Material provided =
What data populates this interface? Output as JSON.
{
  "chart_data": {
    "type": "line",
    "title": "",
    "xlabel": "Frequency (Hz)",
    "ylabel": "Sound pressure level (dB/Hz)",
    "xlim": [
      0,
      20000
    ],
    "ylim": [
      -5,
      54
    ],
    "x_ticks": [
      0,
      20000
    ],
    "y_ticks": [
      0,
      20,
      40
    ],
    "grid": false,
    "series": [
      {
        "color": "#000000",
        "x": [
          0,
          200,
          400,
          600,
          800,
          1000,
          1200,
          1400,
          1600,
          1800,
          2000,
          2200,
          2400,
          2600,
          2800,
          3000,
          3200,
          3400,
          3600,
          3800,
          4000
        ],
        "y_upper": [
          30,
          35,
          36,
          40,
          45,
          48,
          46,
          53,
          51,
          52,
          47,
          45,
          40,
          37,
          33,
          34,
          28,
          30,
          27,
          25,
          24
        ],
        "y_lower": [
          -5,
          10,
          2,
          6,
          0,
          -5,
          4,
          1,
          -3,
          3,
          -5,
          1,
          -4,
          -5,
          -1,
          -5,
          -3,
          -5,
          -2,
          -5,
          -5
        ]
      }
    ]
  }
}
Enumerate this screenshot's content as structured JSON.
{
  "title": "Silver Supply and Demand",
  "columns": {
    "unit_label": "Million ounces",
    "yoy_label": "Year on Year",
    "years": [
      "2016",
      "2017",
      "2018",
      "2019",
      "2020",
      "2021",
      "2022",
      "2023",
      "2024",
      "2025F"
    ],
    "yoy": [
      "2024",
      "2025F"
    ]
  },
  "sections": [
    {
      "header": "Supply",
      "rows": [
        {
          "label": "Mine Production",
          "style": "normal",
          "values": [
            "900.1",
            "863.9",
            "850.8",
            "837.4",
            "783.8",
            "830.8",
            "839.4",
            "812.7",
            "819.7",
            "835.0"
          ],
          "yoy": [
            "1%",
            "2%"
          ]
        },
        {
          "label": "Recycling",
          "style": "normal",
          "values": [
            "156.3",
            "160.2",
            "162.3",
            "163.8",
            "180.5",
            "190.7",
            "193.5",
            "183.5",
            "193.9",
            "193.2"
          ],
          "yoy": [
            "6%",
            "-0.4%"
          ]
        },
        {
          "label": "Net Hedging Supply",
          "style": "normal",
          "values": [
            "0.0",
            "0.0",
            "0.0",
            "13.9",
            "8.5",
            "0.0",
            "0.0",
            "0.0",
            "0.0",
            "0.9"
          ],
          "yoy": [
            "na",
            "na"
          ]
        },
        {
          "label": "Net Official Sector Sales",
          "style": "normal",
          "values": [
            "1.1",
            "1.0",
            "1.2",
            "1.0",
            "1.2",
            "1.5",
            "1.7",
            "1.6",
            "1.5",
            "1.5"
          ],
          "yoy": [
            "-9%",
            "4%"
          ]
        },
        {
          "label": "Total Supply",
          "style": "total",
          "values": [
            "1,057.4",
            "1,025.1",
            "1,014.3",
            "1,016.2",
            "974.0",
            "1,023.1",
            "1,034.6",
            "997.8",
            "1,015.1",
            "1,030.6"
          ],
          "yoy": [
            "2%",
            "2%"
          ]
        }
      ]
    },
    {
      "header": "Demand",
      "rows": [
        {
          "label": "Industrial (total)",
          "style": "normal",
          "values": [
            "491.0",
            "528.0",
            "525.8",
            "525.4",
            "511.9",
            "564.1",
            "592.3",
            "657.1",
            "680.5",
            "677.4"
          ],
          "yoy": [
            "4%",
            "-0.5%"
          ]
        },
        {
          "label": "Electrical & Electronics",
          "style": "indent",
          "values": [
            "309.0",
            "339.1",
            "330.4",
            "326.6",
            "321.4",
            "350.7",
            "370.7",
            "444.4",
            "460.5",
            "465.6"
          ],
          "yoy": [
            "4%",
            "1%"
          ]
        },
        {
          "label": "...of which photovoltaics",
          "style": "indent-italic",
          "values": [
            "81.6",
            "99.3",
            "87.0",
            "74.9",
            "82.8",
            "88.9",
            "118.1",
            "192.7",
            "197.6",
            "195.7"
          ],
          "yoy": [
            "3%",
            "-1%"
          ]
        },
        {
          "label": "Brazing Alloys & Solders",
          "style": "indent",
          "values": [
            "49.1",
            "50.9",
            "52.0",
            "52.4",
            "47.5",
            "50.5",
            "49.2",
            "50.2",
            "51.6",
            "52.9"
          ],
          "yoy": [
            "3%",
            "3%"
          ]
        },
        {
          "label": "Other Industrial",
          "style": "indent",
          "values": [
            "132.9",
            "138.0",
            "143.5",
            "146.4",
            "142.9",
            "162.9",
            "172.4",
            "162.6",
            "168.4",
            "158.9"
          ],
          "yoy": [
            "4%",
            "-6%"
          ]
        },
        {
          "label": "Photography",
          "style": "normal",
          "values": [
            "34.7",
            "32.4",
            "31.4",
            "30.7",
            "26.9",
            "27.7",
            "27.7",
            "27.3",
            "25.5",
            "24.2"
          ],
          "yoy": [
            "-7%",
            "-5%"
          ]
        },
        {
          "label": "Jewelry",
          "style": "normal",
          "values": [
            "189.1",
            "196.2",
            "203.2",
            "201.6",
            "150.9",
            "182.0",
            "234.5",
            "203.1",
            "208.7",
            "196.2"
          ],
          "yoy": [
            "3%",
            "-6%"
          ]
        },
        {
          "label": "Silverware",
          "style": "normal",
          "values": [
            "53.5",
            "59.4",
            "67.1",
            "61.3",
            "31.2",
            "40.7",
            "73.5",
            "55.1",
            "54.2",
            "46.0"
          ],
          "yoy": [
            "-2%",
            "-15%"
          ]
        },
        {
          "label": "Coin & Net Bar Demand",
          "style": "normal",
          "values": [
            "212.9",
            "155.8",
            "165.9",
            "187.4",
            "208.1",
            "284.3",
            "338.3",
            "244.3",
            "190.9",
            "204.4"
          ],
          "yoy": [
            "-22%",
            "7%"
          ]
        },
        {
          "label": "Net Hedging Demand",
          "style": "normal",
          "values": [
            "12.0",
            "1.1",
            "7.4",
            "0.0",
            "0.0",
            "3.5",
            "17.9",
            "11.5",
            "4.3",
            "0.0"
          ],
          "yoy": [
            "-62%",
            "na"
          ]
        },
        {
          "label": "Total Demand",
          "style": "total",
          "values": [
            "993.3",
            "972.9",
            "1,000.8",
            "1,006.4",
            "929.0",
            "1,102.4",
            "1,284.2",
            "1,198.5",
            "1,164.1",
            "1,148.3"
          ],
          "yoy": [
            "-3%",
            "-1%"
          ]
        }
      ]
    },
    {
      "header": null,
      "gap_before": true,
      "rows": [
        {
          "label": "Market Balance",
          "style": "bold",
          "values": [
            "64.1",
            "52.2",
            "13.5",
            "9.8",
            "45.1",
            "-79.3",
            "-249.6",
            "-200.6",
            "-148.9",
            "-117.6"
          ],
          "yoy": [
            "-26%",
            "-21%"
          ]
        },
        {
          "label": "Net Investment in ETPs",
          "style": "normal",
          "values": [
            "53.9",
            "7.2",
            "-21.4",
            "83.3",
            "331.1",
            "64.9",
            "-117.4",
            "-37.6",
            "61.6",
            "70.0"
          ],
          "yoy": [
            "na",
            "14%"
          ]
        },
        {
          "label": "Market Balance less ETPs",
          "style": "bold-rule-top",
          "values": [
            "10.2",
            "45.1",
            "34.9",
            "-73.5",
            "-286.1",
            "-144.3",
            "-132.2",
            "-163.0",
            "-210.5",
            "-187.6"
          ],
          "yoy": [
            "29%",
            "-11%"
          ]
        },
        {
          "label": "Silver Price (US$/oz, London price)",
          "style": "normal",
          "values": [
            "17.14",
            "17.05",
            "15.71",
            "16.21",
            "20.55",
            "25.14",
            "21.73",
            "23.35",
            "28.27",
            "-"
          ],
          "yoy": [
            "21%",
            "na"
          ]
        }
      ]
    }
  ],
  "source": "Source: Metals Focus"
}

Brief = Among the entries above, identify all lines with "header" and copy them.

Answer below =
      "header": "Supply",
      "header": "Demand",
      "header": null,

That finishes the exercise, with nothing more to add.